[Dataset entries]

● ● ●

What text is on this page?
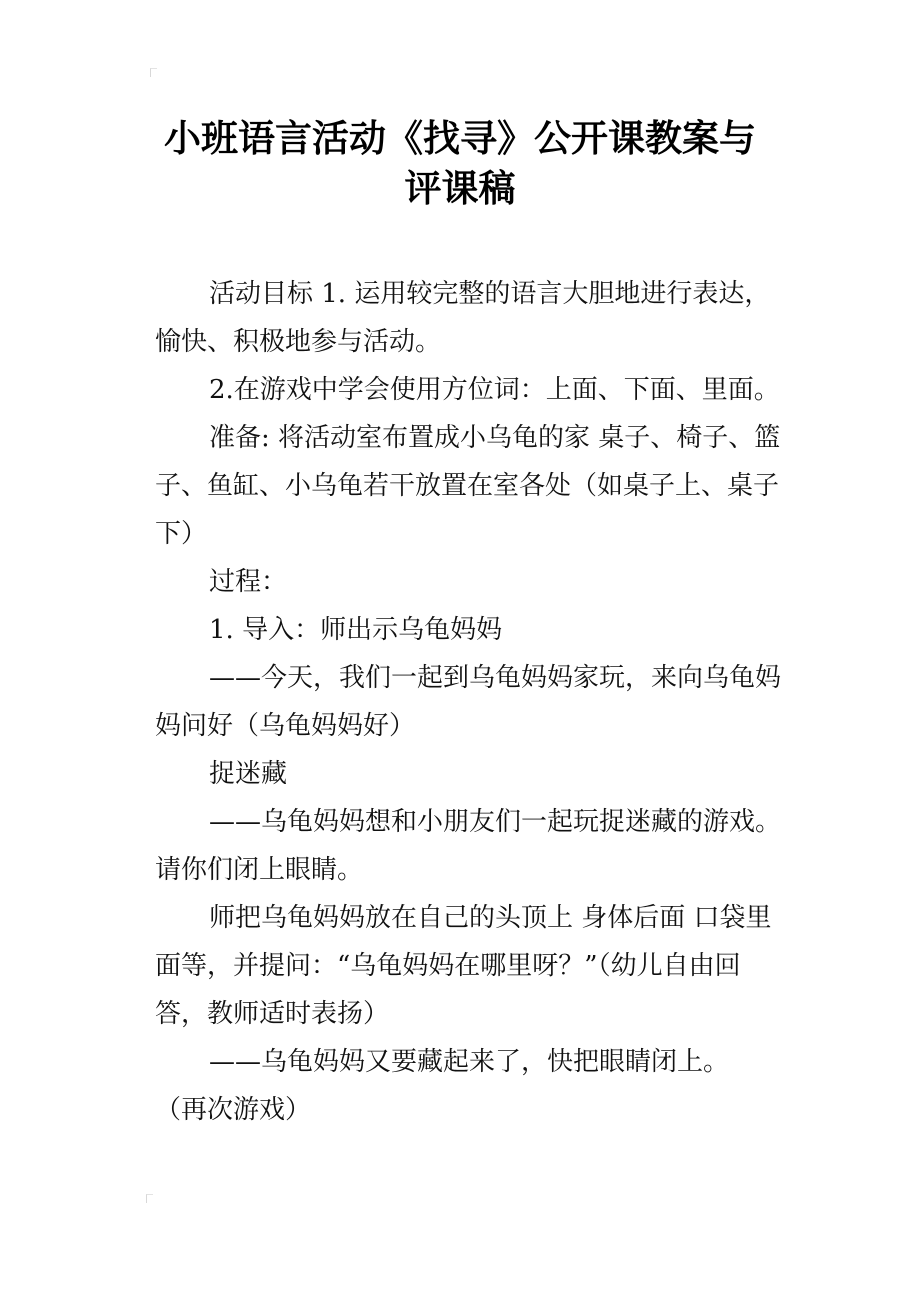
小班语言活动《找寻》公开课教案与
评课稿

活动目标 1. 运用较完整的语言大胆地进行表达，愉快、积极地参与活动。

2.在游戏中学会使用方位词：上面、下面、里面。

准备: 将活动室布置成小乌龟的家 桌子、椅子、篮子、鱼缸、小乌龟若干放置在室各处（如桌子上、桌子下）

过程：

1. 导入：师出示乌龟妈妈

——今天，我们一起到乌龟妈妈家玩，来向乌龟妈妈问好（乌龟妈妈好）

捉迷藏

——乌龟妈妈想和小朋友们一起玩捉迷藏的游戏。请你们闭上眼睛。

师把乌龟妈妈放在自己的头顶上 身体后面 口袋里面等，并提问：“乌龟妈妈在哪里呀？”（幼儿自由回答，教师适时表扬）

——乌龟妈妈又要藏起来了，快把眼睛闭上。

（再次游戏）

● ● ●

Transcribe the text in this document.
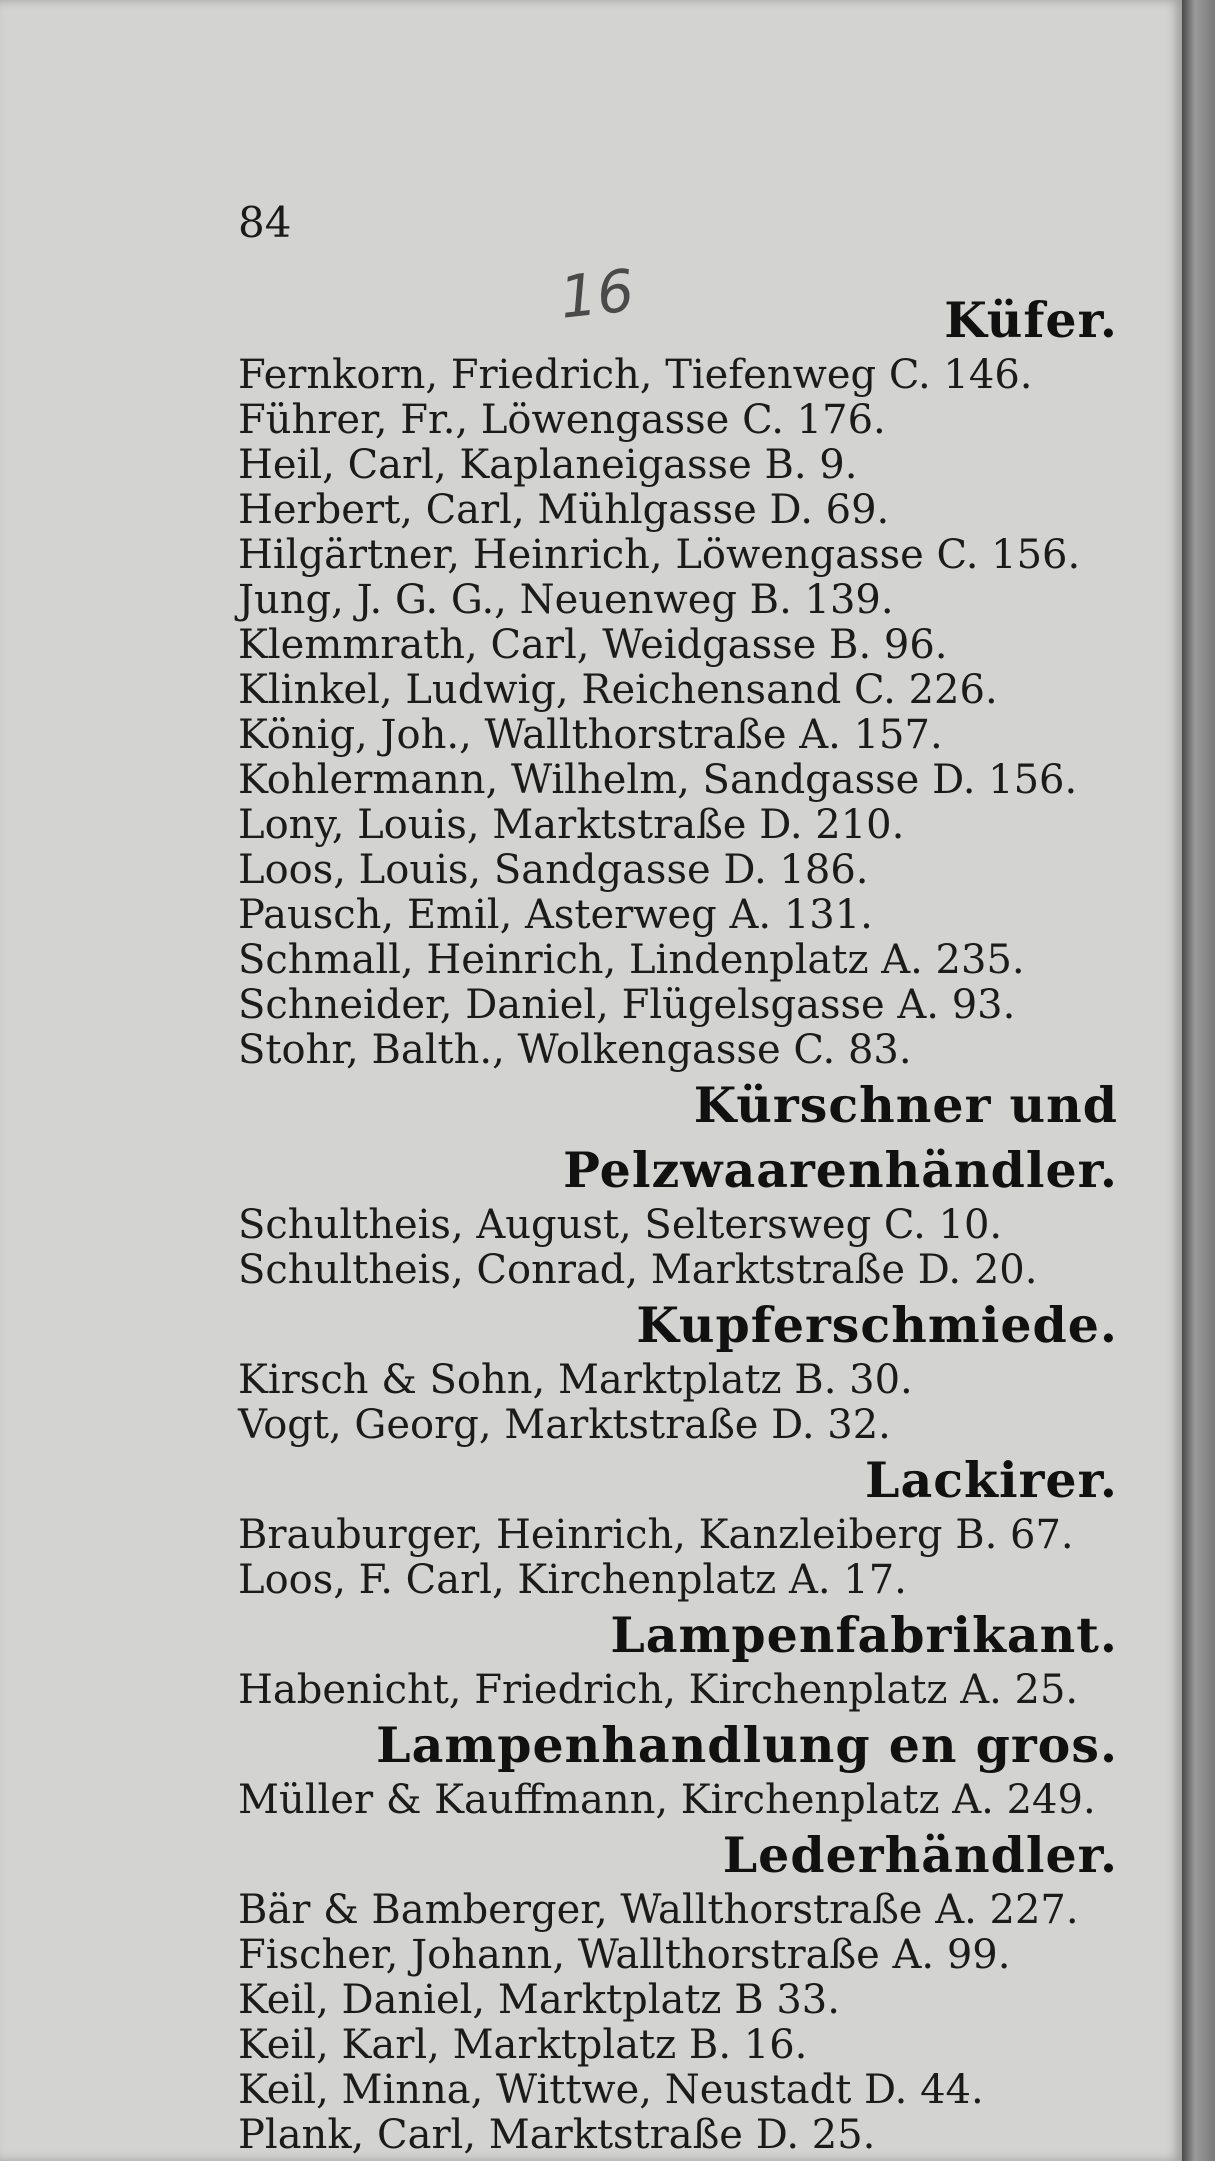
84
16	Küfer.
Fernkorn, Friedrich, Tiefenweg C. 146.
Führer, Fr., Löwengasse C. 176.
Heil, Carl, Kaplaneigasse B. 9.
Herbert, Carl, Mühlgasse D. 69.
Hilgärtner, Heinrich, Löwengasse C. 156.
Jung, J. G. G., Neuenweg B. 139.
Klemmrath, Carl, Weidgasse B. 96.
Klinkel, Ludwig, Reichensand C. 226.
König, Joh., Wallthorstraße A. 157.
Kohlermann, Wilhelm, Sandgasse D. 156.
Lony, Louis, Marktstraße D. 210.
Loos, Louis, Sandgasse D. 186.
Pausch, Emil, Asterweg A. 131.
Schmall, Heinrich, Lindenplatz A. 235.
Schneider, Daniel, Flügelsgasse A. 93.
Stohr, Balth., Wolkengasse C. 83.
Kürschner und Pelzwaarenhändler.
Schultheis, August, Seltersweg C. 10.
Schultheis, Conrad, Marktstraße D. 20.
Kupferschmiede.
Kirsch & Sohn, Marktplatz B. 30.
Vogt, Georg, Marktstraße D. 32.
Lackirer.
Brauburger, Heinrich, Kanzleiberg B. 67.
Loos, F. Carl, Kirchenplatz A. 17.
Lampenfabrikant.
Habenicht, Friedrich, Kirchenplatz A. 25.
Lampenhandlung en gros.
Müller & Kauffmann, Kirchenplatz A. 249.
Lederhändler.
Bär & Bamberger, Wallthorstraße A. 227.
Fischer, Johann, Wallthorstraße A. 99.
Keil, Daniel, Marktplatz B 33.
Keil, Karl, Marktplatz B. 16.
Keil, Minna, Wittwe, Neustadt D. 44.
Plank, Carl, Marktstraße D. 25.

● ● ●

● TASK DESCRIPTION: Leave out every line without the string "Carl" and copy the rest.

● RESULT OF THIS EXERCISE:
Heil, Carl, Kaplaneigasse B. 9.
Herbert, Carl, Mühlgasse D. 69.
Klemmrath, Carl, Weidgasse B. 96.
Loos, F. Carl, Kirchenplatz A. 17.
Plank, Carl, Marktstraße D. 25.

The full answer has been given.